#### Aim of the exercise
Nothing may be dropped or altered: reproduce all the data.

(Records from a dataset)
::::::
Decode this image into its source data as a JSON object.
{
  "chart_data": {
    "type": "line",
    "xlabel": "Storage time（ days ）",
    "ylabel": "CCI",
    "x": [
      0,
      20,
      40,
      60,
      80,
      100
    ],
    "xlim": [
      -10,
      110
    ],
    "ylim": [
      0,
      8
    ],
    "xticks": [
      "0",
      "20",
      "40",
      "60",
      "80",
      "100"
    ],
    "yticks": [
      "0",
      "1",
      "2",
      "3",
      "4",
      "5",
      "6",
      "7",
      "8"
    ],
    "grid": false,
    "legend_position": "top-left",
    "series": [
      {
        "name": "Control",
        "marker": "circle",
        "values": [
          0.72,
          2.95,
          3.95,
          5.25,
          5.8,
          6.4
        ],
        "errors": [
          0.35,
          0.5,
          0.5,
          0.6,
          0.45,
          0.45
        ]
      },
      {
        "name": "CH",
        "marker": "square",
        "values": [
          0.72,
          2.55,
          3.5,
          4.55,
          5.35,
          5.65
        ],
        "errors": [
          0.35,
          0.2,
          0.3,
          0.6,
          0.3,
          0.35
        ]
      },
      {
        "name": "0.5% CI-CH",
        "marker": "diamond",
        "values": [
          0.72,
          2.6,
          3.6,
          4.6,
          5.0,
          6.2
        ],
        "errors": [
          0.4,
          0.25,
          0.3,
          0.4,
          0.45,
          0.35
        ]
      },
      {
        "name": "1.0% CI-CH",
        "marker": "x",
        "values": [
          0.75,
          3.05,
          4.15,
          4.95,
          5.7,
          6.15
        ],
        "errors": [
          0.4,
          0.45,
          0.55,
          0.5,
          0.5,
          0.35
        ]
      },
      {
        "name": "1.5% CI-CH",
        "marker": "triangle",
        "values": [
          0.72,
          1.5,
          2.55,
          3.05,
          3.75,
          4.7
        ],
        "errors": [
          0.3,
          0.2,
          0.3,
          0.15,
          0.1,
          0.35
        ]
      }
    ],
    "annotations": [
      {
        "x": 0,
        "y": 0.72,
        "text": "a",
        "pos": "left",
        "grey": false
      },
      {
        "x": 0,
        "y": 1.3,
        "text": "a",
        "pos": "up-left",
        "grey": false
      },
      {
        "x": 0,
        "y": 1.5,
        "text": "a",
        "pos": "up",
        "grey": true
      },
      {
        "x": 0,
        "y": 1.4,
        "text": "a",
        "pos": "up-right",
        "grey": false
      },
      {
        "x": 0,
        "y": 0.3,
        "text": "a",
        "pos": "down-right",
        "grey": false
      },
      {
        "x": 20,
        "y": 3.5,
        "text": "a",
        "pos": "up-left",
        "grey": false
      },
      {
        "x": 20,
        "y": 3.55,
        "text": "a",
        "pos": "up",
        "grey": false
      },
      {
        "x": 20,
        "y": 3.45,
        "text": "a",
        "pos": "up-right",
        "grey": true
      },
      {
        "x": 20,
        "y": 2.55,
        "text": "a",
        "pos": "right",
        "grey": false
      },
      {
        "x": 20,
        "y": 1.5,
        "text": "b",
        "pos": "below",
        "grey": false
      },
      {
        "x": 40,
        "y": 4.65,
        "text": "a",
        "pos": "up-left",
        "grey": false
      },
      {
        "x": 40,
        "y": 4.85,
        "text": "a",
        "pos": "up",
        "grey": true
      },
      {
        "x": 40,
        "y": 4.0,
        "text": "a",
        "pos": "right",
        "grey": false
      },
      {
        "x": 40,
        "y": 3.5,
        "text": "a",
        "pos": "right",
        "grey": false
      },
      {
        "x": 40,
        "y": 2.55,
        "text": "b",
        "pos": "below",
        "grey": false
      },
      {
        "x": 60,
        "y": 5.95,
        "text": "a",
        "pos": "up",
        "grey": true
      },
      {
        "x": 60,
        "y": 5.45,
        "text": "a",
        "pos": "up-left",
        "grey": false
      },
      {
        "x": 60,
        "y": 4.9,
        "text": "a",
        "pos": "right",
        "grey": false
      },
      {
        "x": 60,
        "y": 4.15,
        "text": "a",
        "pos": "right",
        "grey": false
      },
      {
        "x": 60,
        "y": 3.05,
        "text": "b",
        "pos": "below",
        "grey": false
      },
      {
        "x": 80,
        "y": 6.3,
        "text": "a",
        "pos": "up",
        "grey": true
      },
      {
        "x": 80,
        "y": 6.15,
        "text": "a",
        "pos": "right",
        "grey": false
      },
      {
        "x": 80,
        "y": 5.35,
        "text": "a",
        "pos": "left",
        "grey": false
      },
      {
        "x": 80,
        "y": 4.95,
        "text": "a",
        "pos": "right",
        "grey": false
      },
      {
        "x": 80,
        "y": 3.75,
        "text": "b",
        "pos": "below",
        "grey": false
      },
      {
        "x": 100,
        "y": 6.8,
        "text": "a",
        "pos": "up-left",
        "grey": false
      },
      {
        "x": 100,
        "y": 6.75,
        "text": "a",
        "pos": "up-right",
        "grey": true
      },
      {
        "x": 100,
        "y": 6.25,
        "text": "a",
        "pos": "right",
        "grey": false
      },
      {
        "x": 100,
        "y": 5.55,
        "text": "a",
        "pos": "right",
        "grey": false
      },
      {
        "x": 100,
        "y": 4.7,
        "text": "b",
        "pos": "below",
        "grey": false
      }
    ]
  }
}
::::::
#### Response to this exercise
Decode this image into its source data as a JSON object.
{
  "chart_data": {
    "type": "line",
    "xlabel": "Storage time（ days ）",
    "ylabel": "CCI",
    "x": [
      0,
      20,
      40,
      60,
      80,
      100
    ],
    "xlim": [
      -10,
      110
    ],
    "ylim": [
      0,
      8
    ],
    "xticks": [
      "0",
      "20",
      "40",
      "60",
      "80",
      "100"
    ],
    "yticks": [
      "0",
      "1",
      "2",
      "3",
      "4",
      "5",
      "6",
      "7",
      "8"
    ],
    "grid": false,
    "legend_position": "top-left",
    "series": [
      {
        "name": "Control",
        "marker": "circle",
        "values": [
          0.72,
          2.95,
          3.95,
          5.25,
          5.8,
          6.4
        ],
        "errors": [
          0.35,
          0.5,
          0.5,
          0.6,
          0.45,
          0.45
        ]
      },
      {
        "name": "CH",
        "marker": "square",
        "values": [
          0.72,
          2.55,
          3.5,
          4.55,
          5.35,
          5.65
        ],
        "errors": [
          0.35,
          0.2,
          0.3,
          0.6,
          0.3,
          0.35
        ]
      },
      {
        "name": "0.5% CI-CH",
        "marker": "diamond",
        "values": [
          0.72,
          2.6,
          3.6,
          4.6,
          5.0,
          6.2
        ],
        "errors": [
          0.4,
          0.25,
          0.3,
          0.4,
          0.45,
          0.35
        ]
      },
      {
        "name": "1.0% CI-CH",
        "marker": "x",
        "values": [
          0.75,
          3.05,
          4.15,
          4.95,
          5.7,
          6.15
        ],
        "errors": [
          0.4,
          0.45,
          0.55,
          0.5,
          0.5,
          0.35
        ]
      },
      {
        "name": "1.5% CI-CH",
        "marker": "triangle",
        "values": [
          0.72,
          1.5,
          2.55,
          3.05,
          3.75,
          4.7
        ],
        "errors": [
          0.3,
          0.2,
          0.3,
          0.15,
          0.1,
          0.35
        ]
      }
    ],
    "annotations": [
      {
        "x": 0,
        "y": 0.72,
        "text": "a",
        "pos": "left",
        "grey": false
      },
      {
        "x": 0,
        "y": 1.3,
        "text": "a",
        "pos": "up-left",
        "grey": false
      },
      {
        "x": 0,
        "y": 1.5,
        "text": "a",
        "pos": "up",
        "grey": true
      },
      {
        "x": 0,
        "y": 1.4,
        "text": "a",
        "pos": "up-right",
        "grey": false
      },
      {
        "x": 0,
        "y": 0.3,
        "text": "a",
        "pos": "down-right",
        "grey": false
      },
      {
        "x": 20,
        "y": 3.5,
        "text": "a",
        "pos": "up-left",
        "grey": false
      },
      {
        "x": 20,
        "y": 3.55,
        "text": "a",
        "pos": "up",
        "grey": false
      },
      {
        "x": 20,
        "y": 3.45,
        "text": "a",
        "pos": "up-right",
        "grey": true
      },
      {
        "x": 20,
        "y": 2.55,
        "text": "a",
        "pos": "right",
        "grey": false
      },
      {
        "x": 20,
        "y": 1.5,
        "text": "b",
        "pos": "below",
        "grey": false
      },
      {
        "x": 40,
        "y": 4.65,
        "text": "a",
        "pos": "up-left",
        "grey": false
      },
      {
        "x": 40,
        "y": 4.85,
        "text": "a",
        "pos": "up",
        "grey": true
      },
      {
        "x": 40,
        "y": 4.0,
        "text": "a",
        "pos": "right",
        "grey": false
      },
      {
        "x": 40,
        "y": 3.5,
        "text": "a",
        "pos": "right",
        "grey": false
      },
      {
        "x": 40,
        "y": 2.55,
        "text": "b",
        "pos": "below",
        "grey": false
      },
      {
        "x": 60,
        "y": 5.95,
        "text": "a",
        "pos": "up",
        "grey": true
      },
      {
        "x": 60,
        "y": 5.45,
        "text": "a",
        "pos": "up-left",
        "grey": false
      },
      {
        "x": 60,
        "y": 4.9,
        "text": "a",
        "pos": "right",
        "grey": false
      },
      {
        "x": 60,
        "y": 4.15,
        "text": "a",
        "pos": "right",
        "grey": false
      },
      {
        "x": 60,
        "y": 3.05,
        "text": "b",
        "pos": "below",
        "grey": false
      },
      {
        "x": 80,
        "y": 6.3,
        "text": "a",
        "pos": "up",
        "grey": true
      },
      {
        "x": 80,
        "y": 6.15,
        "text": "a",
        "pos": "right",
        "grey": false
      },
      {
        "x": 80,
        "y": 5.35,
        "text": "a",
        "pos": "left",
        "grey": false
      },
      {
        "x": 80,
        "y": 4.95,
        "text": "a",
        "pos": "right",
        "grey": false
      },
      {
        "x": 80,
        "y": 3.75,
        "text": "b",
        "pos": "below",
        "grey": false
      },
      {
        "x": 100,
        "y": 6.8,
        "text": "a",
        "pos": "up-left",
        "grey": false
      },
      {
        "x": 100,
        "y": 6.75,
        "text": "a",
        "pos": "up-right",
        "grey": true
      },
      {
        "x": 100,
        "y": 6.25,
        "text": "a",
        "pos": "right",
        "grey": false
      },
      {
        "x": 100,
        "y": 5.55,
        "text": "a",
        "pos": "right",
        "grey": false
      },
      {
        "x": 100,
        "y": 4.7,
        "text": "b",
        "pos": "below",
        "grey": false
      }
    ]
  }
}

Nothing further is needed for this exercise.